Task brief: Which lines contain the string "name"? Please list every one of them.

Information provided start

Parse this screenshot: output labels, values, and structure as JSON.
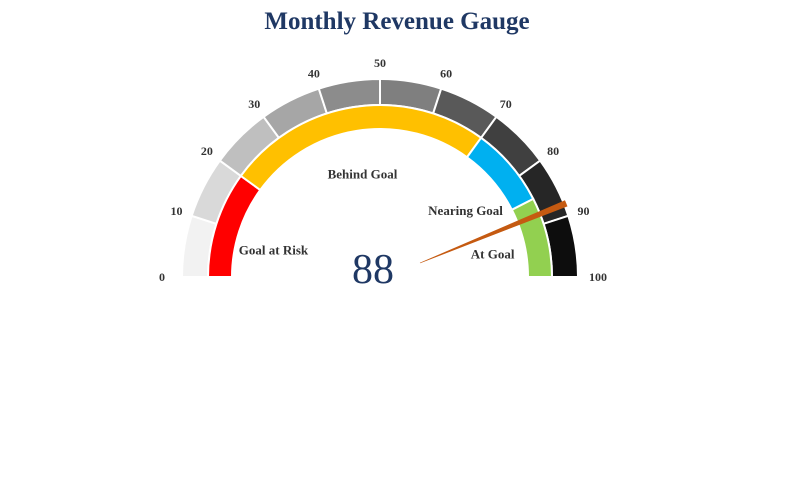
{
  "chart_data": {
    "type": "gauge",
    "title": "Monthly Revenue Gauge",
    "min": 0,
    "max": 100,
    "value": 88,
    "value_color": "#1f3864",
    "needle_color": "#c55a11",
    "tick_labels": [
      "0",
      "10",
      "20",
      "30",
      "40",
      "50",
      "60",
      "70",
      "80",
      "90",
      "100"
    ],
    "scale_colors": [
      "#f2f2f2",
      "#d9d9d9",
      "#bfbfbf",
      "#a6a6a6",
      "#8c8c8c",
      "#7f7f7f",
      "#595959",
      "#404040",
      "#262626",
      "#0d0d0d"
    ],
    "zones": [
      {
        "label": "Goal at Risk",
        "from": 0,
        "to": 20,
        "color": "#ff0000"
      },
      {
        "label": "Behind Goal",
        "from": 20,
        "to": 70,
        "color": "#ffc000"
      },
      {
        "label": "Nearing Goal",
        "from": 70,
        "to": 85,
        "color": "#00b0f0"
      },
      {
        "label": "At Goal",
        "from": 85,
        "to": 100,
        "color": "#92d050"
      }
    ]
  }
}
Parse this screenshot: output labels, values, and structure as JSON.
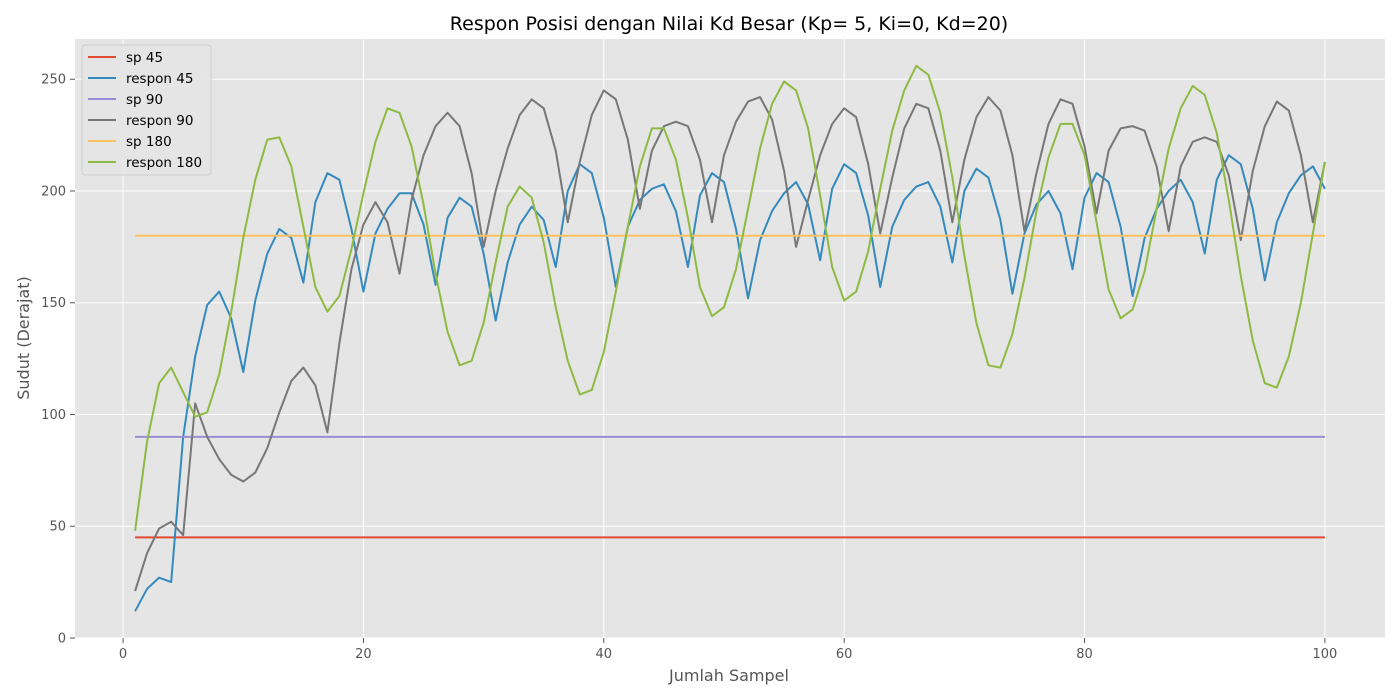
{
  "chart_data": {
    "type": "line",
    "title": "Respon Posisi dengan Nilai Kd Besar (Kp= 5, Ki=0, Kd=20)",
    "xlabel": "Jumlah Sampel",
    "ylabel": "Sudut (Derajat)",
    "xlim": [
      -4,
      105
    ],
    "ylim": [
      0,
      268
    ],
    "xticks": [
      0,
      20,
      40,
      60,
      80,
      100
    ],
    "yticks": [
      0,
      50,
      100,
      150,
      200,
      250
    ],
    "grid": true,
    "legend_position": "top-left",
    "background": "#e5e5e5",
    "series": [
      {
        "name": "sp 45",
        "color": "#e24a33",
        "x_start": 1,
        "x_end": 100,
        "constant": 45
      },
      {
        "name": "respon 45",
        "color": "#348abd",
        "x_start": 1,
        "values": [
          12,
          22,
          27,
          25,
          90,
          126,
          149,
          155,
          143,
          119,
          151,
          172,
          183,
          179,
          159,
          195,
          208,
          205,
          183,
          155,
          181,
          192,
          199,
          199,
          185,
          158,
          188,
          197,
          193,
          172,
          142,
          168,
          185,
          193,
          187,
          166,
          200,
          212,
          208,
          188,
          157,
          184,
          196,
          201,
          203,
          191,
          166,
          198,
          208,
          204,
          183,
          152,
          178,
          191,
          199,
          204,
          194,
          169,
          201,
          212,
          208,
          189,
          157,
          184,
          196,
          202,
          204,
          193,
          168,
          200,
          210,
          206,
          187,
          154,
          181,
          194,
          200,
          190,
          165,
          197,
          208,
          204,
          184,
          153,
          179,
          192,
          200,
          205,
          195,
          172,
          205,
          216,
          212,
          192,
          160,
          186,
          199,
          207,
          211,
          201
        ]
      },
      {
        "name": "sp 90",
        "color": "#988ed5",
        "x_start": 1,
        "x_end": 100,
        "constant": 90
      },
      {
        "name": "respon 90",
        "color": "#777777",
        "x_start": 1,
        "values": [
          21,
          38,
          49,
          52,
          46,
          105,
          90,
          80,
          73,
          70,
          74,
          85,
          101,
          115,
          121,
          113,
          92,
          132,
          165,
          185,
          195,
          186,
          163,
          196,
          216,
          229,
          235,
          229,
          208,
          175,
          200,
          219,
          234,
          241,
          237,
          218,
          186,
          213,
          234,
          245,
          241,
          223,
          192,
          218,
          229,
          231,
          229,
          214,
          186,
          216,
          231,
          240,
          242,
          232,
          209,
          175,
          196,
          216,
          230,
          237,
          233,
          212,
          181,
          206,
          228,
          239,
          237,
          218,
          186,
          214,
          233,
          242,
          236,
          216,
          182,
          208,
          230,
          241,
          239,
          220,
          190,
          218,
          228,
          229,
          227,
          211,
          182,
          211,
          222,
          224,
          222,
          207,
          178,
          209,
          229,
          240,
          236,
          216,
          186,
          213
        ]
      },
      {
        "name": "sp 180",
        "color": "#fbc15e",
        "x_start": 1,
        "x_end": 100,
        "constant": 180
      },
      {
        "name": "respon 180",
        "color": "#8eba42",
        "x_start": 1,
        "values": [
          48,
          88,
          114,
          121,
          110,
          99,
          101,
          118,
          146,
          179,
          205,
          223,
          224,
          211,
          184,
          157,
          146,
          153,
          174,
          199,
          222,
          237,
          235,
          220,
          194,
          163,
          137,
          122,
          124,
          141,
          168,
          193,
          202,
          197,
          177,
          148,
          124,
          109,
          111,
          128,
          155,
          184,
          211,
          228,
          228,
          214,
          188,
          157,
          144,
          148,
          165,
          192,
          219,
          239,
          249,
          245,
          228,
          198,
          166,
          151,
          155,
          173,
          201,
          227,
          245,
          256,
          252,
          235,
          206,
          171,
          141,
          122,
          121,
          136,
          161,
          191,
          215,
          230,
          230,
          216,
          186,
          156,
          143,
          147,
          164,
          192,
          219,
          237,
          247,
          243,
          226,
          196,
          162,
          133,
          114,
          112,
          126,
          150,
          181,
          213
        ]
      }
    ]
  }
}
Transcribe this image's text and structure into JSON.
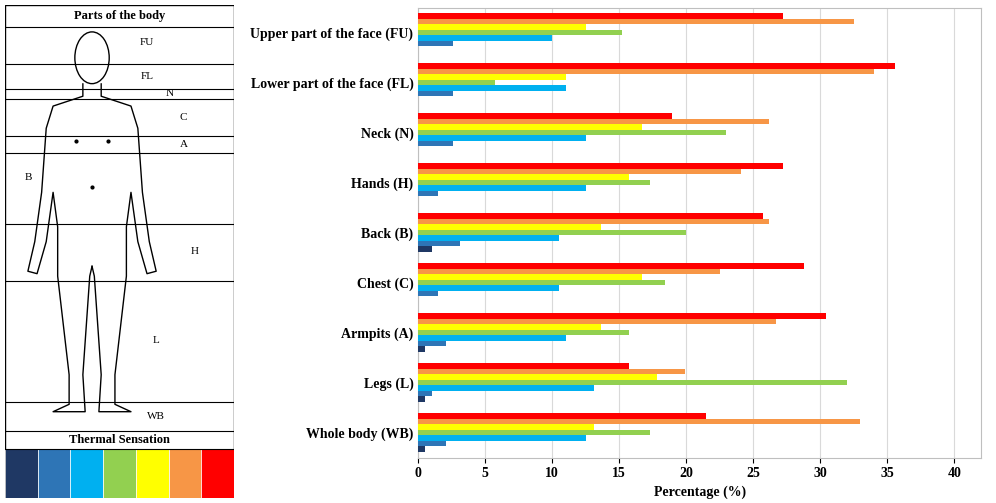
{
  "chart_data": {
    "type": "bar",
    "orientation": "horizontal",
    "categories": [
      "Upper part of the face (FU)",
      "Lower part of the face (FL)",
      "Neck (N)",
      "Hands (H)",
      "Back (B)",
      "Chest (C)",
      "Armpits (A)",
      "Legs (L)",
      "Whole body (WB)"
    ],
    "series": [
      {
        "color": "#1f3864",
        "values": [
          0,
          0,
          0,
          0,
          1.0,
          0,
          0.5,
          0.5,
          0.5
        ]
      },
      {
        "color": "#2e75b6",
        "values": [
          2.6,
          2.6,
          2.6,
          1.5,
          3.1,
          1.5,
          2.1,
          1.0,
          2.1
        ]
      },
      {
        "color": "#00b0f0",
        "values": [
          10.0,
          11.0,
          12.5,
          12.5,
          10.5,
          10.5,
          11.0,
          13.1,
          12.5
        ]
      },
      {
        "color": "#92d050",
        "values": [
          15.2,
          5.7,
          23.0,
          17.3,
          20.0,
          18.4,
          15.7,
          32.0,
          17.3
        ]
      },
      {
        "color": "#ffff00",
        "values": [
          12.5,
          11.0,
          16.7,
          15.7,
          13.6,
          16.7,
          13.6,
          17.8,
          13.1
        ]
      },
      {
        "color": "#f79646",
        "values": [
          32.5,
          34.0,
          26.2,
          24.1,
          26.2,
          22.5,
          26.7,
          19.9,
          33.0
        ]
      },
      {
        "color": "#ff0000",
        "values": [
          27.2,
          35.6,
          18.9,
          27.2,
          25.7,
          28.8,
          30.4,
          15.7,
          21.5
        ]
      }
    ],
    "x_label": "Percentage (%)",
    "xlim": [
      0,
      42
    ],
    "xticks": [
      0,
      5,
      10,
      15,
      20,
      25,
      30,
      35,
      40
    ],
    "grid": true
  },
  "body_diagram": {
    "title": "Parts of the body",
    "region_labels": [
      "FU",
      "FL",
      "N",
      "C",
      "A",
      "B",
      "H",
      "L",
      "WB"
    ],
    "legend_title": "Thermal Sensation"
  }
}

Information provided end

Solution below:
        "name": "sp 45",
        "name": "respon 45",
        "name": "sp 90",
        "name": "respon 90",
        "name": "sp 180",
        "name": "respon 180",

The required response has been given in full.